#### Task objective
Write out the full set of records below exactly.

(Recorded data)
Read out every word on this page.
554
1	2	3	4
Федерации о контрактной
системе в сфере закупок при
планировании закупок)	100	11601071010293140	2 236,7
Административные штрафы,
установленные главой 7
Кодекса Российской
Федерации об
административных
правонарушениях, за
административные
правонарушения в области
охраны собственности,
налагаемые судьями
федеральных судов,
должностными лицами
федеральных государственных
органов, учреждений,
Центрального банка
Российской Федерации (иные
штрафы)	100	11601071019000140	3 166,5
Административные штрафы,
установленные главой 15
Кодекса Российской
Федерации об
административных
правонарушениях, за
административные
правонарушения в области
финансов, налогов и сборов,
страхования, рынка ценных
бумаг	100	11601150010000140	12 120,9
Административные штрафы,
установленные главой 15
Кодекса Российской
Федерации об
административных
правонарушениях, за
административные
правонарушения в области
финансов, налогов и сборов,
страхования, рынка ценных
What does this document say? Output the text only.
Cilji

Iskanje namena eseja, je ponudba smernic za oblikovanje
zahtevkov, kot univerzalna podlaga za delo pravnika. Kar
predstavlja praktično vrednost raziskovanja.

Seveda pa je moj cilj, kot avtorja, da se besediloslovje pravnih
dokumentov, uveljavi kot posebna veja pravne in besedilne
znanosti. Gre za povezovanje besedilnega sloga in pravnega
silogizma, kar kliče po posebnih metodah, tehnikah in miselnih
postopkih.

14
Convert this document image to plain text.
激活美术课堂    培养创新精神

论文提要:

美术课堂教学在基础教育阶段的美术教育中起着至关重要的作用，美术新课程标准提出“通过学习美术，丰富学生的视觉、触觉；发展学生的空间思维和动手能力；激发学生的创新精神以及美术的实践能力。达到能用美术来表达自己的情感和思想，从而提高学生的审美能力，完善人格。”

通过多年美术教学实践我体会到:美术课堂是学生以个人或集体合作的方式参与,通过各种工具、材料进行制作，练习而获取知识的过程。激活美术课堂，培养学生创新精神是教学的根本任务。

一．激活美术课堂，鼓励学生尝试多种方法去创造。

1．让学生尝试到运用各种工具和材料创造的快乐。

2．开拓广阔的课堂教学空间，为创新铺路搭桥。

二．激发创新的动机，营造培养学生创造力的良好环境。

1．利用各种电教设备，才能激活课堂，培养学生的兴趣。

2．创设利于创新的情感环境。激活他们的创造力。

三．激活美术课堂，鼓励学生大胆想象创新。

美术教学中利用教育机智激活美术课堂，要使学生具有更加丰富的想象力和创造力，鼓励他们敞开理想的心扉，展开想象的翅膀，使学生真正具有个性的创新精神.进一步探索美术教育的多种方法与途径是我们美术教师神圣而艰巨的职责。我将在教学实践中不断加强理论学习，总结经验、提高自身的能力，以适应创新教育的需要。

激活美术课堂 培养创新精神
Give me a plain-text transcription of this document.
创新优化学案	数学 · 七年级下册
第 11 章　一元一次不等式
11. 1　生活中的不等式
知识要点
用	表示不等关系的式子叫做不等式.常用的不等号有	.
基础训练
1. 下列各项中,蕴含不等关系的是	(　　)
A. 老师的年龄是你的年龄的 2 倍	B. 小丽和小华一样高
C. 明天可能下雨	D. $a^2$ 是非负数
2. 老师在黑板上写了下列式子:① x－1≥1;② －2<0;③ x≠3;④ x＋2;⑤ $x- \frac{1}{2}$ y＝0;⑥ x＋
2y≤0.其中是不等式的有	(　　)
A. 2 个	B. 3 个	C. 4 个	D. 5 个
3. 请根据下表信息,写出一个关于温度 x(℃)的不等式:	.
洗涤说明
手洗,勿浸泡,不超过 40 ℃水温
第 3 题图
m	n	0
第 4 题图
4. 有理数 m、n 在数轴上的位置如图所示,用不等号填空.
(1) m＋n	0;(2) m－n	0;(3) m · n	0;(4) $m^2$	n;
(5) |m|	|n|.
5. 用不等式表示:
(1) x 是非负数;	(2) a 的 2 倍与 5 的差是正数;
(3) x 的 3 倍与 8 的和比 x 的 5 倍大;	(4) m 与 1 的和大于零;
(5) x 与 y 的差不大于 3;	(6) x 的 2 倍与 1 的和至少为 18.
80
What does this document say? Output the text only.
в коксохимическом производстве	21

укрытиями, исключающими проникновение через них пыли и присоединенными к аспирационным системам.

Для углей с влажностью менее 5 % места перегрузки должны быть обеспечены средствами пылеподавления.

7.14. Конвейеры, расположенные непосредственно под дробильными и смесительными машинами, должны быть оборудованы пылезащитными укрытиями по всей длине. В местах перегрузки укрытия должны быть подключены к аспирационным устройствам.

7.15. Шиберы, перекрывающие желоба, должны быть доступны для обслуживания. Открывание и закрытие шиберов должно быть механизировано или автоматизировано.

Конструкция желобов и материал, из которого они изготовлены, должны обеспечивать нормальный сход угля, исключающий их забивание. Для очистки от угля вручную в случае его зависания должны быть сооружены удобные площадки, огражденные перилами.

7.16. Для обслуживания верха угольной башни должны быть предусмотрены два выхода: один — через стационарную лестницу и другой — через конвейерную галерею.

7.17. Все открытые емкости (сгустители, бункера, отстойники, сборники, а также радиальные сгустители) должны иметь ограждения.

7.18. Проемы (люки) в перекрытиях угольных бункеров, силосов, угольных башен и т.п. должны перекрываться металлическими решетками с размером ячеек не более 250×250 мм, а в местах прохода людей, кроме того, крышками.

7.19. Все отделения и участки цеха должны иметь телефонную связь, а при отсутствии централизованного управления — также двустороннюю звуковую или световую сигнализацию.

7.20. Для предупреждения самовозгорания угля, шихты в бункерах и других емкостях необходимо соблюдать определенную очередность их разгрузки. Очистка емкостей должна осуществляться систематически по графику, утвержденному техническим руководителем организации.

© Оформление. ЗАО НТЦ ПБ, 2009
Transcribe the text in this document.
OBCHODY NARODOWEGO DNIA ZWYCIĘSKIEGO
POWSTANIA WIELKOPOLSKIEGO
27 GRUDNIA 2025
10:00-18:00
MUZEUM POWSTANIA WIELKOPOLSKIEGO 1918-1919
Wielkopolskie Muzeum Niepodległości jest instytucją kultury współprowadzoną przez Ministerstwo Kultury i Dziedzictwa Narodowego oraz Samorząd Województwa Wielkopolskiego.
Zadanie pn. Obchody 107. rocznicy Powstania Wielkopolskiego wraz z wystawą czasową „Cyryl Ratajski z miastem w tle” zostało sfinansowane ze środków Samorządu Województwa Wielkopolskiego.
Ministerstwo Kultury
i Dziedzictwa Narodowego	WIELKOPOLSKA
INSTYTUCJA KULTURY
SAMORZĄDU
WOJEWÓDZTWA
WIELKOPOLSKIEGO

#### Full solution
Read out every word on this page.
554
1	2	3	4
Федерации о контрактной
системе в сфере закупок при
планировании закупок)	100	11601071010293140	2 236,7
Административные штрафы,
установленные главой 7
Кодекса Российской
Федерации об
административных
правонарушениях, за
административные
правонарушения в области
охраны собственности,
налагаемые судьями
федеральных судов,
должностными лицами
федеральных государственных
органов, учреждений,
Центрального банка
Российской Федерации (иные
штрафы)	100	11601071019000140	3 166,5
Административные штрафы,
установленные главой 15
Кодекса Российской
Федерации об
административных
правонарушениях, за
административные
правонарушения в области
финансов, налогов и сборов,
страхования, рынка ценных
бумаг	100	11601150010000140	12 120,9
Административные штрафы,
установленные главой 15
Кодекса Российской
Федерации об
административных
правонарушениях, за
административные
правонарушения в области
финансов, налогов и сборов,
страхования, рынка ценных
What does this document say? Output the text only.
Cilji

Iskanje namena eseja, je ponudba smernic za oblikovanje
zahtevkov, kot univerzalna podlaga za delo pravnika. Kar
predstavlja praktično vrednost raziskovanja.

Seveda pa je moj cilj, kot avtorja, da se besediloslovje pravnih
dokumentov, uveljavi kot posebna veja pravne in besedilne
znanosti. Gre za povezovanje besedilnega sloga in pravnega
silogizma, kar kliče po posebnih metodah, tehnikah in miselnih
postopkih.

14
Convert this document image to plain text.
激活美术课堂    培养创新精神

论文提要:

美术课堂教学在基础教育阶段的美术教育中起着至关重要的作用，美术新课程标准提出“通过学习美术，丰富学生的视觉、触觉；发展学生的空间思维和动手能力；激发学生的创新精神以及美术的实践能力。达到能用美术来表达自己的情感和思想，从而提高学生的审美能力，完善人格。”

通过多年美术教学实践我体会到:美术课堂是学生以个人或集体合作的方式参与,通过各种工具、材料进行制作，练习而获取知识的过程。激活美术课堂，培养学生创新精神是教学的根本任务。

一．激活美术课堂，鼓励学生尝试多种方法去创造。

1．让学生尝试到运用各种工具和材料创造的快乐。

2．开拓广阔的课堂教学空间，为创新铺路搭桥。

二．激发创新的动机，营造培养学生创造力的良好环境。

1．利用各种电教设备，才能激活课堂，培养学生的兴趣。

2．创设利于创新的情感环境。激活他们的创造力。

三．激活美术课堂，鼓励学生大胆想象创新。

美术教学中利用教育机智激活美术课堂，要使学生具有更加丰富的想象力和创造力，鼓励他们敞开理想的心扉，展开想象的翅膀，使学生真正具有个性的创新精神.进一步探索美术教育的多种方法与途径是我们美术教师神圣而艰巨的职责。我将在教学实践中不断加强理论学习，总结经验、提高自身的能力，以适应创新教育的需要。

激活美术课堂 培养创新精神
Give me a plain-text transcription of this document.
创新优化学案	数学 · 七年级下册
第 11 章　一元一次不等式
11. 1　生活中的不等式
知识要点
用	表示不等关系的式子叫做不等式.常用的不等号有	.
基础训练
1. 下列各项中,蕴含不等关系的是	(　　)
A. 老师的年龄是你的年龄的 2 倍	B. 小丽和小华一样高
C. 明天可能下雨	D. $a^2$ 是非负数
2. 老师在黑板上写了下列式子:① x－1≥1;② －2<0;③ x≠3;④ x＋2;⑤ $x- \frac{1}{2}$ y＝0;⑥ x＋
2y≤0.其中是不等式的有	(　　)
A. 2 个	B. 3 个	C. 4 个	D. 5 个
3. 请根据下表信息,写出一个关于温度 x(℃)的不等式:	.
洗涤说明
手洗,勿浸泡,不超过 40 ℃水温
第 3 题图
m	n	0
第 4 题图
4. 有理数 m、n 在数轴上的位置如图所示,用不等号填空.
(1) m＋n	0;(2) m－n	0;(3) m · n	0;(4) $m^2$	n;
(5) |m|	|n|.
5. 用不等式表示:
(1) x 是非负数;	(2) a 的 2 倍与 5 的差是正数;
(3) x 的 3 倍与 8 的和比 x 的 5 倍大;	(4) m 与 1 的和大于零;
(5) x 与 y 的差不大于 3;	(6) x 的 2 倍与 1 的和至少为 18.
80
What does this document say? Output the text only.
в коксохимическом производстве	21

укрытиями, исключающими проникновение через них пыли и присоединенными к аспирационным системам.

Для углей с влажностью менее 5 % места перегрузки должны быть обеспечены средствами пылеподавления.

7.14. Конвейеры, расположенные непосредственно под дробильными и смесительными машинами, должны быть оборудованы пылезащитными укрытиями по всей длине. В местах перегрузки укрытия должны быть подключены к аспирационным устройствам.

7.15. Шиберы, перекрывающие желоба, должны быть доступны для обслуживания. Открывание и закрытие шиберов должно быть механизировано или автоматизировано.

Конструкция желобов и материал, из которого они изготовлены, должны обеспечивать нормальный сход угля, исключающий их забивание. Для очистки от угля вручную в случае его зависания должны быть сооружены удобные площадки, огражденные перилами.

7.16. Для обслуживания верха угольной башни должны быть предусмотрены два выхода: один — через стационарную лестницу и другой — через конвейерную галерею.

7.17. Все открытые емкости (сгустители, бункера, отстойники, сборники, а также радиальные сгустители) должны иметь ограждения.

7.18. Проемы (люки) в перекрытиях угольных бункеров, силосов, угольных башен и т.п. должны перекрываться металлическими решетками с размером ячеек не более 250×250 мм, а в местах прохода людей, кроме того, крышками.

7.19. Все отделения и участки цеха должны иметь телефонную связь, а при отсутствии централизованного управления — также двустороннюю звуковую или световую сигнализацию.

7.20. Для предупреждения самовозгорания угля, шихты в бункерах и других емкостях необходимо соблюдать определенную очередность их разгрузки. Очистка емкостей должна осуществляться систематически по графику, утвержденному техническим руководителем организации.

© Оформление. ЗАО НТЦ ПБ, 2009
Transcribe the text in this document.
OBCHODY NARODOWEGO DNIA ZWYCIĘSKIEGO
POWSTANIA WIELKOPOLSKIEGO
27 GRUDNIA 2025
10:00-18:00
MUZEUM POWSTANIA WIELKOPOLSKIEGO 1918-1919
Wielkopolskie Muzeum Niepodległości jest instytucją kultury współprowadzoną przez Ministerstwo Kultury i Dziedzictwa Narodowego oraz Samorząd Województwa Wielkopolskiego.
Zadanie pn. Obchody 107. rocznicy Powstania Wielkopolskiego wraz z wystawą czasową „Cyryl Ratajski z miastem w tle” zostało sfinansowane ze środków Samorządu Województwa Wielkopolskiego.
Ministerstwo Kultury
i Dziedzictwa Narodowego	WIELKOPOLSKA
INSTYTUCJA KULTURY
SAMORZĄDU
WOJEWÓDZTWA
WIELKOPOLSKIEGO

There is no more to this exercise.